Stored items
-------

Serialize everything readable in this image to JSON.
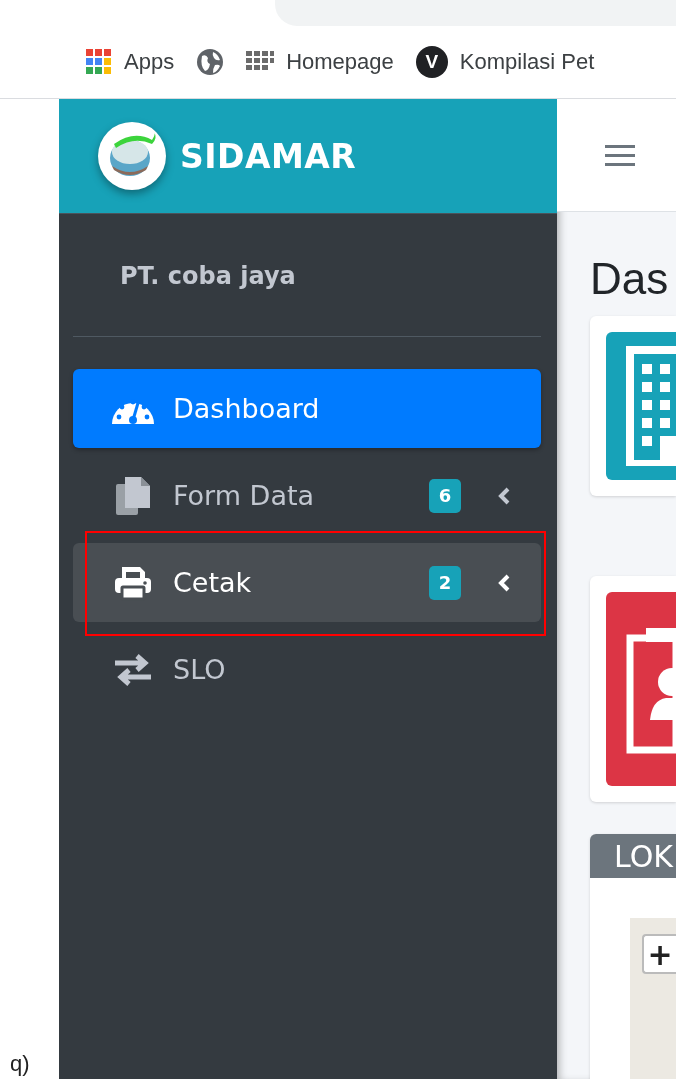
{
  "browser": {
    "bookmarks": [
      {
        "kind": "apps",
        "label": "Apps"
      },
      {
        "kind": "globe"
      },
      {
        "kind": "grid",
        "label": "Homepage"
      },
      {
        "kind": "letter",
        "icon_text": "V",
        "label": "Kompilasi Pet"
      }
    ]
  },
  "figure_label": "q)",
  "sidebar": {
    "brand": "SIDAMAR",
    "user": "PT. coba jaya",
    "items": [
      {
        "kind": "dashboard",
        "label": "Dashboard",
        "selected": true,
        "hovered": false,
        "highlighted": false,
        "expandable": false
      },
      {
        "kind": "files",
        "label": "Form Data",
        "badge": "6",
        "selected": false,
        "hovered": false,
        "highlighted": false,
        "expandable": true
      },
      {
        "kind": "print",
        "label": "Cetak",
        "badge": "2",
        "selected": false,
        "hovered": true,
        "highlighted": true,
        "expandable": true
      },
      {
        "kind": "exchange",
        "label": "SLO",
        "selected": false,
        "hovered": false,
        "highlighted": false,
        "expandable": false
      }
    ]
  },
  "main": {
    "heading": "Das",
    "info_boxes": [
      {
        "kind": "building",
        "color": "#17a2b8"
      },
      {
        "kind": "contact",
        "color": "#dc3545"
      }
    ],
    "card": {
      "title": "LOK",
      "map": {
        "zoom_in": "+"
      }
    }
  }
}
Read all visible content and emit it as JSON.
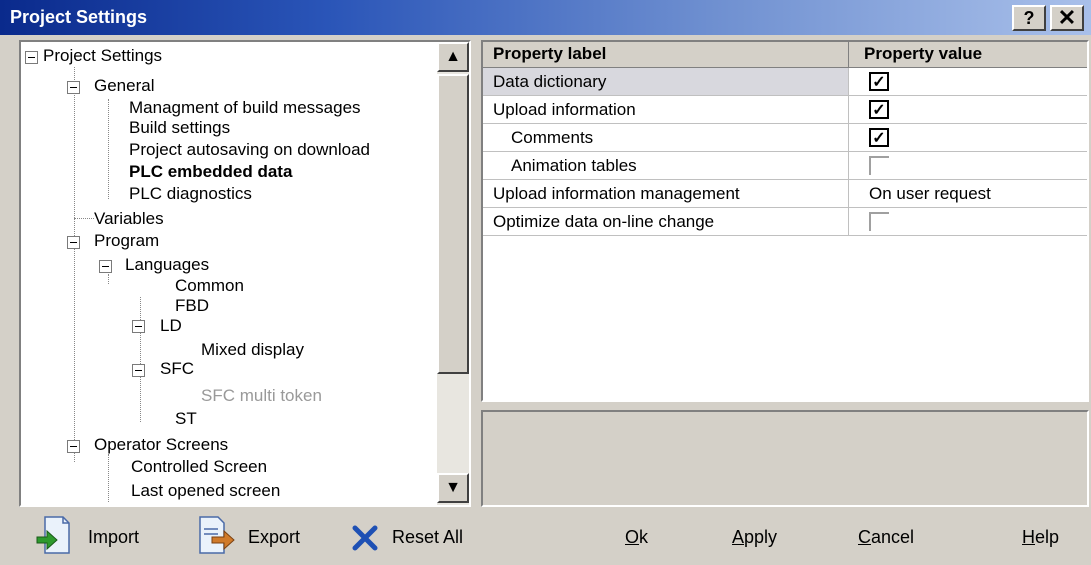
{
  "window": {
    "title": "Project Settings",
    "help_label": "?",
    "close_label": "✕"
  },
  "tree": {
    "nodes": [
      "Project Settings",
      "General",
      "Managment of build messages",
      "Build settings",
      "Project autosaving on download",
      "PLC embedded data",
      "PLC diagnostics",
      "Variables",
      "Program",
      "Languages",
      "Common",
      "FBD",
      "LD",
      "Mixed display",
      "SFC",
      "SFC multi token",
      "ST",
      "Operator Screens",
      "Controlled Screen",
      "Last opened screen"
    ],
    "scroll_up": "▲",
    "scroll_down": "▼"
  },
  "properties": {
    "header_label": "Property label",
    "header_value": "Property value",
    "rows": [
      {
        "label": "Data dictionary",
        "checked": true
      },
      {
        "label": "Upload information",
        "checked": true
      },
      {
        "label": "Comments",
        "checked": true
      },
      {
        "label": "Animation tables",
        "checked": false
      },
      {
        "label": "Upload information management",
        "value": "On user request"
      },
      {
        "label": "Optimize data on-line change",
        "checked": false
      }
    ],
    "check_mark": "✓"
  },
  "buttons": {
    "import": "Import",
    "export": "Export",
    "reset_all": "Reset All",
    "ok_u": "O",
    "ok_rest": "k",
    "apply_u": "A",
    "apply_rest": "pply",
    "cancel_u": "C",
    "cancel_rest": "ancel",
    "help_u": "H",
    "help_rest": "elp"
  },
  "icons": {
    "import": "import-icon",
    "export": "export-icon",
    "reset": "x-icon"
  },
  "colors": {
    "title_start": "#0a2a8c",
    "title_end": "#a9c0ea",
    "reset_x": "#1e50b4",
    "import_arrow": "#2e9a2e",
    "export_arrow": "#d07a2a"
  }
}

-------

The task
Write out again every line above exactly as given; the pictures do not belong in the copy.

Finished exercise
Serialize everything readable in this image to JSON.
{
  "browser": {
    "bookmarks": [
      {
        "kind": "apps",
        "label": "Apps"
      },
      {
        "kind": "globe"
      },
      {
        "kind": "grid",
        "label": "Homepage"
      },
      {
        "kind": "letter",
        "icon_text": "V",
        "label": "Kompilasi Pet"
      }
    ]
  },
  "figure_label": "q)",
  "sidebar": {
    "brand": "SIDAMAR",
    "user": "PT. coba jaya",
    "items": [
      {
        "kind": "dashboard",
        "label": "Dashboard",
        "selected": true,
        "hovered": false,
        "highlighted": false,
        "expandable": false
      },
      {
        "kind": "files",
        "label": "Form Data",
        "badge": "6",
        "selected": false,
        "hovered": false,
        "highlighted": false,
        "expandable": true
      },
      {
        "kind": "print",
        "label": "Cetak",
        "badge": "2",
        "selected": false,
        "hovered": true,
        "highlighted": true,
        "expandable": true
      },
      {
        "kind": "exchange",
        "label": "SLO",
        "selected": false,
        "hovered": false,
        "highlighted": false,
        "expandable": false
      }
    ]
  },
  "main": {
    "heading": "Das",
    "info_boxes": [
      {
        "kind": "building",
        "color": "#17a2b8"
      },
      {
        "kind": "contact",
        "color": "#dc3545"
      }
    ],
    "card": {
      "title": "LOK",
      "map": {
        "zoom_in": "+"
      }
    }
  }
}
Read all visible content and emit it as JSON.
{
  "window": {
    "title": "Project Settings",
    "help_label": "?",
    "close_label": "✕"
  },
  "tree": {
    "nodes": [
      "Project Settings",
      "General",
      "Managment of build messages",
      "Build settings",
      "Project autosaving on download",
      "PLC embedded data",
      "PLC diagnostics",
      "Variables",
      "Program",
      "Languages",
      "Common",
      "FBD",
      "LD",
      "Mixed display",
      "SFC",
      "SFC multi token",
      "ST",
      "Operator Screens",
      "Controlled Screen",
      "Last opened screen"
    ],
    "scroll_up": "▲",
    "scroll_down": "▼"
  },
  "properties": {
    "header_label": "Property label",
    "header_value": "Property value",
    "rows": [
      {
        "label": "Data dictionary",
        "checked": true
      },
      {
        "label": "Upload information",
        "checked": true
      },
      {
        "label": "Comments",
        "checked": true
      },
      {
        "label": "Animation tables",
        "checked": false
      },
      {
        "label": "Upload information management",
        "value": "On user request"
      },
      {
        "label": "Optimize data on-line change",
        "checked": false
      }
    ],
    "check_mark": "✓"
  },
  "buttons": {
    "import": "Import",
    "export": "Export",
    "reset_all": "Reset All",
    "ok_u": "O",
    "ok_rest": "k",
    "apply_u": "A",
    "apply_rest": "pply",
    "cancel_u": "C",
    "cancel_rest": "ancel",
    "help_u": "H",
    "help_rest": "elp"
  },
  "icons": {
    "import": "import-icon",
    "export": "export-icon",
    "reset": "x-icon"
  },
  "colors": {
    "title_start": "#0a2a8c",
    "title_end": "#a9c0ea",
    "reset_x": "#1e50b4",
    "import_arrow": "#2e9a2e",
    "export_arrow": "#d07a2a"
  }
}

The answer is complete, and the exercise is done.